### Selected text
# # # # # # #
Passang Tshering

Personal information
- Full name: Passang Tshering
- Date of birth: 16 July 1983 (age 43)
- Place of birth: Thimphu, Bhutan
- Height: 1.75 m (5 ft 9 in)
- Positions: Attacking midfielder; forward;

Senior career*
- Years: Team / Apps / (Gls)
- 2003–2008: Transport United /  / (45+)
- 2009–2011: Druk Star
- 2011–2013: Zimdra
- 2013–2019: Thimphu City
- 2021–2022: Tyros United

International career
- 2003–2015: Bhutan / 40 / (5)
- Bhutan national futsal team / 6 / (3)

= Passang Tshering =

Bhutanese footballer & coach (born 1983)

Passang Tshering (born 16 July 1983) is a Bhutanese former professional footballer and current coach. Passang played mainly as a forward. He also played futsal for Terton and Thimphu City.

In 2007, he won the title of A-Division top-scorer with 28 goals. On 4 August 2007, Passang Tshering could go down in the history of football for three reasons: scoring a hat-trick within three minutes, scoring nine goals in one half, and scoring the most goals in a single game. “I didn’t expect to score 17", but there is no reason to celebrate or feel great because we played against a weak team”.
# # # # # # #
### Listed entries

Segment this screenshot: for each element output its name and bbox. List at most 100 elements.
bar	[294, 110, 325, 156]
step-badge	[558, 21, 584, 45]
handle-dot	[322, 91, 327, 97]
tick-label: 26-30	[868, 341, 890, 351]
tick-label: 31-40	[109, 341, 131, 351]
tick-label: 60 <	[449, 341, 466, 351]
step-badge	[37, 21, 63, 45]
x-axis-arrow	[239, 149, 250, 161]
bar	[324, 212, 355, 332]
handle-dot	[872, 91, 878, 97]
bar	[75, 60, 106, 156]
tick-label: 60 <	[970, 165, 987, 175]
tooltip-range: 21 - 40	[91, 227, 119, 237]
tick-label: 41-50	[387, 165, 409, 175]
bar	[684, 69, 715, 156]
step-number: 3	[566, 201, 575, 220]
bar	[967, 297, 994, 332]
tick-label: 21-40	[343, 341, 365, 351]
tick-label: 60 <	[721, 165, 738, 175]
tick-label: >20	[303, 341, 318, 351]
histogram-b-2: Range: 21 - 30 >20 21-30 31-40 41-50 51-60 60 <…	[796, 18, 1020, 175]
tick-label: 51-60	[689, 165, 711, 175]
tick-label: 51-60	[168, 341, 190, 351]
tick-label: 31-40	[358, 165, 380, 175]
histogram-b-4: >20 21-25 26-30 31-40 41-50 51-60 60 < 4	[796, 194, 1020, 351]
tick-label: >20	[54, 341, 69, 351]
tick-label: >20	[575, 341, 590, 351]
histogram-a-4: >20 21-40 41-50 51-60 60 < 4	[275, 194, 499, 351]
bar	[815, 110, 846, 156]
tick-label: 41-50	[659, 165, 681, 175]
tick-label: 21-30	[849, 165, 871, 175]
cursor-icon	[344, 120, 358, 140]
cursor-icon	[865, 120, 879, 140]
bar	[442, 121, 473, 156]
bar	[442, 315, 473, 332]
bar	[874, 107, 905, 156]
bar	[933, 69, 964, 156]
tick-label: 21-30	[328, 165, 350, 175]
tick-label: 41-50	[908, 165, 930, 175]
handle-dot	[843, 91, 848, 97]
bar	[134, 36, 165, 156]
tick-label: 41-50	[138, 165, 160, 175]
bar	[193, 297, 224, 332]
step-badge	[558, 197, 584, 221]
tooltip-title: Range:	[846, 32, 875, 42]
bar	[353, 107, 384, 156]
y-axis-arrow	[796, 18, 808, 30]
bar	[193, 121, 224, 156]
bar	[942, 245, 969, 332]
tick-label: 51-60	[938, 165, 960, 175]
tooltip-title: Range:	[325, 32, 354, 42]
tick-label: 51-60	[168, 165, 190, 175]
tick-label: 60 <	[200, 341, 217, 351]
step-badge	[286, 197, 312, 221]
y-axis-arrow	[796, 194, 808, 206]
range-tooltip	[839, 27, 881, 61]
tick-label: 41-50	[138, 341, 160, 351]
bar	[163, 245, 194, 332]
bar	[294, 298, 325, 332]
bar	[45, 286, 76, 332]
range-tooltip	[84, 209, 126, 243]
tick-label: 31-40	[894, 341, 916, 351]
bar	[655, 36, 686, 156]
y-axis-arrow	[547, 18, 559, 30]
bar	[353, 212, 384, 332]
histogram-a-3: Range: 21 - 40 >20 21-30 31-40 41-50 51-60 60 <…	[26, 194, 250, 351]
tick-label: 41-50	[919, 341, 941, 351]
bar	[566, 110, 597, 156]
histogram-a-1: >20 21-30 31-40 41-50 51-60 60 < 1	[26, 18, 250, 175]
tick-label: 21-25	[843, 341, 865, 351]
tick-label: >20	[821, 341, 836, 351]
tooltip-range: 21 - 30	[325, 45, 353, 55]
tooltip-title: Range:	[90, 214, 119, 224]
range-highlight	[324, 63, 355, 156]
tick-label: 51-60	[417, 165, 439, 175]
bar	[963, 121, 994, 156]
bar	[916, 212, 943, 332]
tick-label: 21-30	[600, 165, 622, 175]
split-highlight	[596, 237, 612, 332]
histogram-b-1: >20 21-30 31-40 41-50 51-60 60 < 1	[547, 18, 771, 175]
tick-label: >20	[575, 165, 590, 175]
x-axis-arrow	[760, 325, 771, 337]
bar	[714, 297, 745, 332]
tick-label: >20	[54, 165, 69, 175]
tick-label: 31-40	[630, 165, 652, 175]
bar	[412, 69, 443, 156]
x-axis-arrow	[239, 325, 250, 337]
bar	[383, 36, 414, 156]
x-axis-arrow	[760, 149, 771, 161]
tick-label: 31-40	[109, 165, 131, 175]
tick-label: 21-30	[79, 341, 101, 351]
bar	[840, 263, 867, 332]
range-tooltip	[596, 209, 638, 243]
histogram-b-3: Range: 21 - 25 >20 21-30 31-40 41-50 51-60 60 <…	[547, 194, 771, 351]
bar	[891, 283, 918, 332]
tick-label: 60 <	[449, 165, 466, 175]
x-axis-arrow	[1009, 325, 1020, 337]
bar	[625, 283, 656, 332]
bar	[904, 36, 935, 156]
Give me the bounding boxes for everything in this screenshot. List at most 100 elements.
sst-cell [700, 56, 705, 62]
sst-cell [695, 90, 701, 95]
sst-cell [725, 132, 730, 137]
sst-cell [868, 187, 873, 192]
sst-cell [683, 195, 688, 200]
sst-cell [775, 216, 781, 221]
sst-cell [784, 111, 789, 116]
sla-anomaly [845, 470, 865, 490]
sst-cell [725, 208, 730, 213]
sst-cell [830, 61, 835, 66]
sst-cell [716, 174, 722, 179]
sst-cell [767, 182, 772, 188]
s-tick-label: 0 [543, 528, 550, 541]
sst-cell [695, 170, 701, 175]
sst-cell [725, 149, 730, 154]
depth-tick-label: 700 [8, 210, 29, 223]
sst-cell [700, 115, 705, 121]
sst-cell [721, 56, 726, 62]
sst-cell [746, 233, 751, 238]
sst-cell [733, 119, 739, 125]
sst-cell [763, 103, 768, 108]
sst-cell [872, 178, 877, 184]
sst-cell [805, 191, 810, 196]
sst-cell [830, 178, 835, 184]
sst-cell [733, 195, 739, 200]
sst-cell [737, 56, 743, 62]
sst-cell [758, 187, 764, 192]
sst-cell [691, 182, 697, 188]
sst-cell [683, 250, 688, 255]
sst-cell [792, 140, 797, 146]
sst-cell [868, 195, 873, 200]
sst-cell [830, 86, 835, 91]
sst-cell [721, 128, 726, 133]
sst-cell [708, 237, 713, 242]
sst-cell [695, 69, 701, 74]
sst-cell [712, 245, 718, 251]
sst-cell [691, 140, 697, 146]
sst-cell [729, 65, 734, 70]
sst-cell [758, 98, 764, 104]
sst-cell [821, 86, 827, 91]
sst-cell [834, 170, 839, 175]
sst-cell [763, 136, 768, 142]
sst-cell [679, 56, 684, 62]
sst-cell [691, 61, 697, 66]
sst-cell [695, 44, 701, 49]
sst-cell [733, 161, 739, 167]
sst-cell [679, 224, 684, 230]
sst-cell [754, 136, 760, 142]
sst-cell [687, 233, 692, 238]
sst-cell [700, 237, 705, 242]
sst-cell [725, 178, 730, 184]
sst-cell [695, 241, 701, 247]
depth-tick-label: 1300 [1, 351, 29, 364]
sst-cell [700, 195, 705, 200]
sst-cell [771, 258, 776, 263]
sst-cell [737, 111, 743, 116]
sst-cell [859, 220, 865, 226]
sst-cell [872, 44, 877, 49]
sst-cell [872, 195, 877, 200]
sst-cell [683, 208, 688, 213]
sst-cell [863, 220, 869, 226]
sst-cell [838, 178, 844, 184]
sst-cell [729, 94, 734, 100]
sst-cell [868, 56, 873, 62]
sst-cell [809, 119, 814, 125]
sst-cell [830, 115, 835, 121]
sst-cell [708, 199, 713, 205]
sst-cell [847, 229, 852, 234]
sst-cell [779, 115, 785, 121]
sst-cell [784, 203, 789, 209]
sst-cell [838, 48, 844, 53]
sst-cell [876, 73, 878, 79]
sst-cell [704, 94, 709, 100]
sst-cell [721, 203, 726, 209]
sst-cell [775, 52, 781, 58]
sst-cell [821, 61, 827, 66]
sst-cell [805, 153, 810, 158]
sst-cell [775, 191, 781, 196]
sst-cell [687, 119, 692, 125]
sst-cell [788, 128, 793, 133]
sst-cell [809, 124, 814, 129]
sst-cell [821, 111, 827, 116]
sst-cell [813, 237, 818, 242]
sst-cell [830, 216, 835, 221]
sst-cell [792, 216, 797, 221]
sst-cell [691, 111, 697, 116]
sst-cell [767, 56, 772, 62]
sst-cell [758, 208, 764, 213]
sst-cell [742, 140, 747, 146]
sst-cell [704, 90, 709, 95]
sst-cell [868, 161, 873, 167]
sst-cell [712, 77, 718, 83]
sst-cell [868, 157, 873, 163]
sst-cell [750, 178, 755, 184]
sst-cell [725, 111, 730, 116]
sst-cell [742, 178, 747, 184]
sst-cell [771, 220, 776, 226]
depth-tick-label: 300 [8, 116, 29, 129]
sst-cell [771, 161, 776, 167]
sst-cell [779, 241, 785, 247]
# # # # # # #
### What you will do
Continue the Passang Tshering article from its final sentence onward.

### Reply
==Career statistics==
===International===

Appearances and goals by national team and year
| National team | Year | Apps | Goals |
| Bhutan | 2002 | 1 | 0 |
| 2003 | 11 | 1 |
| 2004 | – |  |
| 2005 | 2 | 0 |
| 2006 | 2 | 0 |
| 2007 | – |  |
| 2008 | 7 | 1 |
| 2009 | 7 | 1 |
| 2010 | – |  |
| 2011 | 3 | 0 |
| 2012 | 1 | 0 |
| 2013 | 3 | 2 |
| 2014 | – |  |
| 2015 | 3 | 0 |
| Total |  | 40 | 5 |

Scores and results list Bhutan's goal tally first, score column indicates score after each Tshering goal.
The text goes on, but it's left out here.